Records from a data collection:

= = = = = = =

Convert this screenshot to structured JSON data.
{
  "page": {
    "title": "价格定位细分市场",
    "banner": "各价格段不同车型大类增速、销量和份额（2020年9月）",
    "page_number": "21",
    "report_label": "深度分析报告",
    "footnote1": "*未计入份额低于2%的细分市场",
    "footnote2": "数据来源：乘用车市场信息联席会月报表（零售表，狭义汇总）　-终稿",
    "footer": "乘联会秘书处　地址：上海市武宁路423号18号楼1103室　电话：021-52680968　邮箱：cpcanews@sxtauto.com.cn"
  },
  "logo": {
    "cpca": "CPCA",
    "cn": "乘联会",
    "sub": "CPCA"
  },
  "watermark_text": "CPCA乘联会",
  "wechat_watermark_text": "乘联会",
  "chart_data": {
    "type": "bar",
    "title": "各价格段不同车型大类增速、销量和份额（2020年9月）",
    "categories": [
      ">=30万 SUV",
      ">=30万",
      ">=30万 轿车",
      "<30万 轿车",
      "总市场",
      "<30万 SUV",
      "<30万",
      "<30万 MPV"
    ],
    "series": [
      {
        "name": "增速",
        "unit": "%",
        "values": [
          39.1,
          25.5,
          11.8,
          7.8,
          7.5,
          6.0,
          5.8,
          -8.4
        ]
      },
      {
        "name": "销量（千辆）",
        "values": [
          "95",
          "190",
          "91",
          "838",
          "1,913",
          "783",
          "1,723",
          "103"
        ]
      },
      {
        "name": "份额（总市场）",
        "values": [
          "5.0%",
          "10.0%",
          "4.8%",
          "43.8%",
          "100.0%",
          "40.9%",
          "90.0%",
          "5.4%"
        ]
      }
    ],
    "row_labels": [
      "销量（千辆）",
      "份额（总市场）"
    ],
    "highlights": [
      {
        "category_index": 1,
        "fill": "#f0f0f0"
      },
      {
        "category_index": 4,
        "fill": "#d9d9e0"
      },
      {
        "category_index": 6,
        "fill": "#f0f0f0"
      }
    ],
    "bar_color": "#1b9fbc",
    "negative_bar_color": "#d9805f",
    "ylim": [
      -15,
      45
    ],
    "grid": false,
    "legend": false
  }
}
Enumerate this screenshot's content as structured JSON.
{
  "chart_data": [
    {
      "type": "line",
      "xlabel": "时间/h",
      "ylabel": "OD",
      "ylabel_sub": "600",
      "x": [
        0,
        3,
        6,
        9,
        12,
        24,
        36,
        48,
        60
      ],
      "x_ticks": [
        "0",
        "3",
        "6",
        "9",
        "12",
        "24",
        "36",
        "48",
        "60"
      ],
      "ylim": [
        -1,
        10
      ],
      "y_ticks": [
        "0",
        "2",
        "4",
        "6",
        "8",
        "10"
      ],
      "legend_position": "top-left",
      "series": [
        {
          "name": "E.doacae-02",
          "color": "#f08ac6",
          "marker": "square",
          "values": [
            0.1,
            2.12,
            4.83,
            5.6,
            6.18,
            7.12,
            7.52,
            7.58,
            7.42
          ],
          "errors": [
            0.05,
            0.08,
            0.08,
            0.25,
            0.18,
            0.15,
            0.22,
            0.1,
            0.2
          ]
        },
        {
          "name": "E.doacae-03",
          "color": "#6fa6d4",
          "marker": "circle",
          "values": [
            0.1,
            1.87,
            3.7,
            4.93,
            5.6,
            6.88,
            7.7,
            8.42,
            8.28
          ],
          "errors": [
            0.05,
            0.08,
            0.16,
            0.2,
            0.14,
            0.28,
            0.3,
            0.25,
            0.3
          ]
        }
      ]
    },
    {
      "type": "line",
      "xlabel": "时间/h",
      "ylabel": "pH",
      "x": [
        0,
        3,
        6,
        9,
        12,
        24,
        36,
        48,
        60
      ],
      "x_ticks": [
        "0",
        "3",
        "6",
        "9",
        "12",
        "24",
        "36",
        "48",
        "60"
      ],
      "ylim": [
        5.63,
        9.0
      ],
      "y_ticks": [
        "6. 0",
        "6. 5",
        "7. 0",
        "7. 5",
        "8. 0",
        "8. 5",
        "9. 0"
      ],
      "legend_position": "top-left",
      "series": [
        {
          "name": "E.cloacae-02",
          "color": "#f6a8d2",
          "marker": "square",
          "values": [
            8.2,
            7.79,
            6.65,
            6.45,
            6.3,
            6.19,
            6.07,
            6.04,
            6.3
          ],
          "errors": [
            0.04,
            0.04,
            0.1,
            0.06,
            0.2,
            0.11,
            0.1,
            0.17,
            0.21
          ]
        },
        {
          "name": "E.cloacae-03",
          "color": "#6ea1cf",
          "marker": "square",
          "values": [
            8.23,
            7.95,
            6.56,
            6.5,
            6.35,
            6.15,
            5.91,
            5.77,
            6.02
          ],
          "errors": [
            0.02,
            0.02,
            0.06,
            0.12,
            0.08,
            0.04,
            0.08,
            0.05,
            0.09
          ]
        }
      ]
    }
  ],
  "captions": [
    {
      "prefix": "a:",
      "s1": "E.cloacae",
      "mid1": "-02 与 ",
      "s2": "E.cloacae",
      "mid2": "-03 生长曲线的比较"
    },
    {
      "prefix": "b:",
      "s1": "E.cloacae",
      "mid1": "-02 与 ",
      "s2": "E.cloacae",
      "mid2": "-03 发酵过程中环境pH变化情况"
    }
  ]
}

= = = = = = =

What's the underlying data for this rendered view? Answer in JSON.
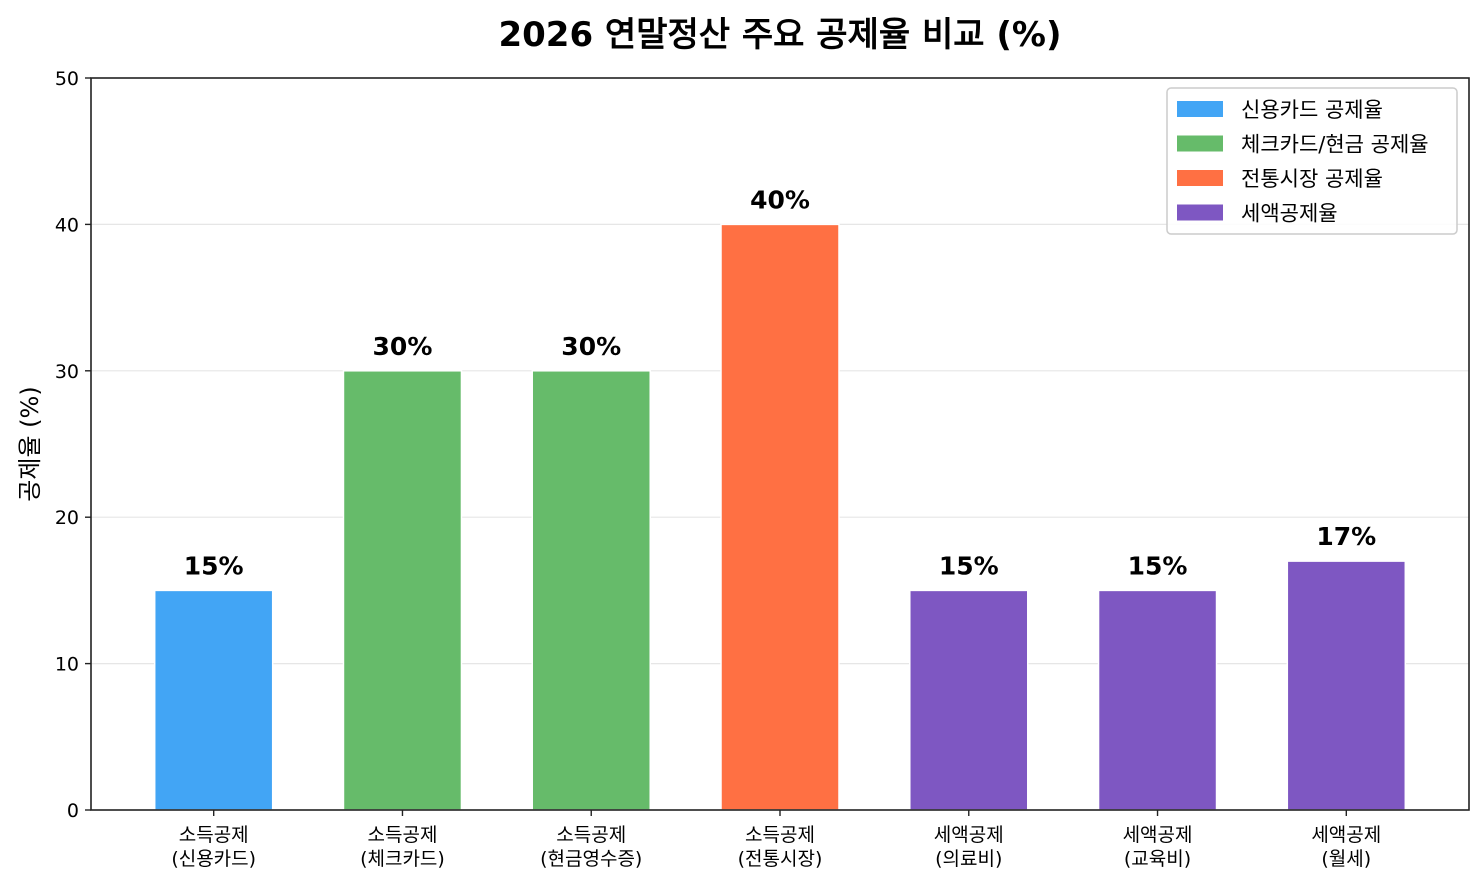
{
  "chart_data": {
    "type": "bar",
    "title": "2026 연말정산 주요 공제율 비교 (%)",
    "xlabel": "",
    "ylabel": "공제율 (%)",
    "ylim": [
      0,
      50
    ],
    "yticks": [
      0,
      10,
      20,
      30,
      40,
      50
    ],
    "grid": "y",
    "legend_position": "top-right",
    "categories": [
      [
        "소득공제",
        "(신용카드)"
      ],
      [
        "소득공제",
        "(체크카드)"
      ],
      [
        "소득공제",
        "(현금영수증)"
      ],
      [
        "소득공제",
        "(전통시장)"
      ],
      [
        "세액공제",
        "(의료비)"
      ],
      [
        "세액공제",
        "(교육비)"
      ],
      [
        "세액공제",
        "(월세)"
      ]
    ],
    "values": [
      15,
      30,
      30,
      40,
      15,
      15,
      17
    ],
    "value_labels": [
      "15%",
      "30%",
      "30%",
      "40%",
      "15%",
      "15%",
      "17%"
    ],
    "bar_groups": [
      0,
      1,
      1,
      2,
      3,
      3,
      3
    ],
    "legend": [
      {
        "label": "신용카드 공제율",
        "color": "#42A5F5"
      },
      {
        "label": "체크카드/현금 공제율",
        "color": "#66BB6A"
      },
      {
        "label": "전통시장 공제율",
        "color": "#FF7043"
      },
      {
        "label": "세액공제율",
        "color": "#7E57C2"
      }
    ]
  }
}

= = = = = = =

Task brief
Show every line in the records above that contains the word "screenshot".

Response for this exercise
Convert this screenshot to structured JSON data.
Enumerate this screenshot's content as structured JSON.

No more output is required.